Try it:
Give a verbatim copy of the data, leaving the pictures out.

Supplied material:
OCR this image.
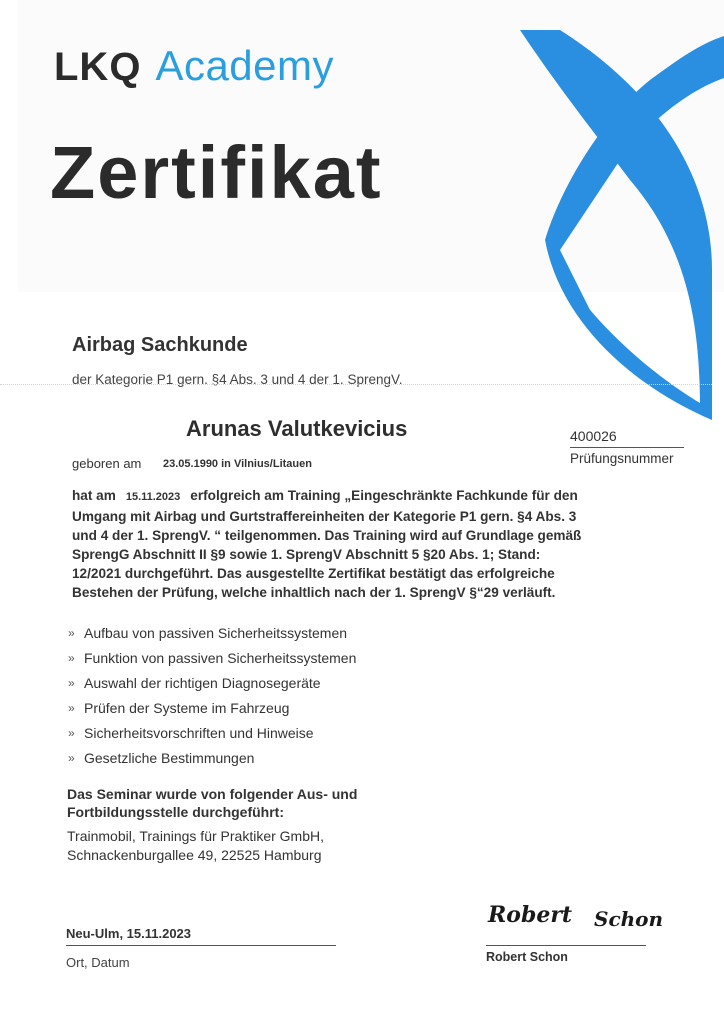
LKQ Academy
Zertifikat
Airbag Sachkunde
der Kategorie P1 gern. §4 Abs. 3 und 4 der 1. SprengV.
Arunas Valutkevicius	400026
Prüfungsnummer
geboren am 23.05.1990 in Vilnius/Litauen
hat am 15.11.2023 erfolgreich am Training „Eingeschränkte Fachkunde für den Umgang mit Airbag und Gurtstraffereinheiten der Kategorie P1 gern. §4 Abs. 3 und 4 der 1. SprengV. “ teilgenommen. Das Training wird auf Grundlage gemäß SprengG Abschnitt II §9 sowie 1. SprengV Abschnitt 5 §20 Abs. 1; Stand: 12/2021 durchgeführt. Das ausgestellte Zertifikat bestätigt das erfolgreiche Bestehen der Prüfung, welche inhaltlich nach der 1. SprengV §“29 verläuft.
» Aufbau von passiven Sicherheitssystemen
» Funktion von passiven Sicherheitssystemen
» Auswahl der richtigen Diagnosegeräte
» Prüfen der Systeme im Fahrzeug
» Sicherheitsvorschriften und Hinweise
» Gesetzliche Bestimmungen
Das Seminar wurde von folgender Aus- und Fortbildungsstelle durchgeführt:
Trainmobil, Trainings für Praktiker GmbH,
Schnackenburgallee 49, 22525 Hamburg
Neu-Ulm, 15.11.2023
Ort, Datum
Robert Schon
Robert Schon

Response for this exercise:
OCR this image.
LKQ Academy
Zertifikat
Airbag Sachkunde
der Kategorie P1 gern. §4 Abs. 3 und 4 der 1. SprengV.
Arunas Valutkevicius	400026
Prüfungsnummer
geboren am 23.05.1990 in Vilnius/Litauen
hat am 15.11.2023 erfolgreich am Training „Eingeschränkte Fachkunde für den Umgang mit Airbag und Gurtstraffereinheiten der Kategorie P1 gern. §4 Abs. 3 und 4 der 1. SprengV. “ teilgenommen. Das Training wird auf Grundlage gemäß SprengG Abschnitt II §9 sowie 1. SprengV Abschnitt 5 §20 Abs. 1; Stand: 12/2021 durchgeführt. Das ausgestellte Zertifikat bestätigt das erfolgreiche Bestehen der Prüfung, welche inhaltlich nach der 1. SprengV §“29 verläuft.
» Aufbau von passiven Sicherheitssystemen
» Funktion von passiven Sicherheitssystemen
» Auswahl der richtigen Diagnosegeräte
» Prüfen der Systeme im Fahrzeug
» Sicherheitsvorschriften und Hinweise
» Gesetzliche Bestimmungen
Das Seminar wurde von folgender Aus- und Fortbildungsstelle durchgeführt:
Trainmobil, Trainings für Praktiker GmbH,
Schnackenburgallee 49, 22525 Hamburg
Neu-Ulm, 15.11.2023
Ort, Datum
Robert Schon
Robert Schon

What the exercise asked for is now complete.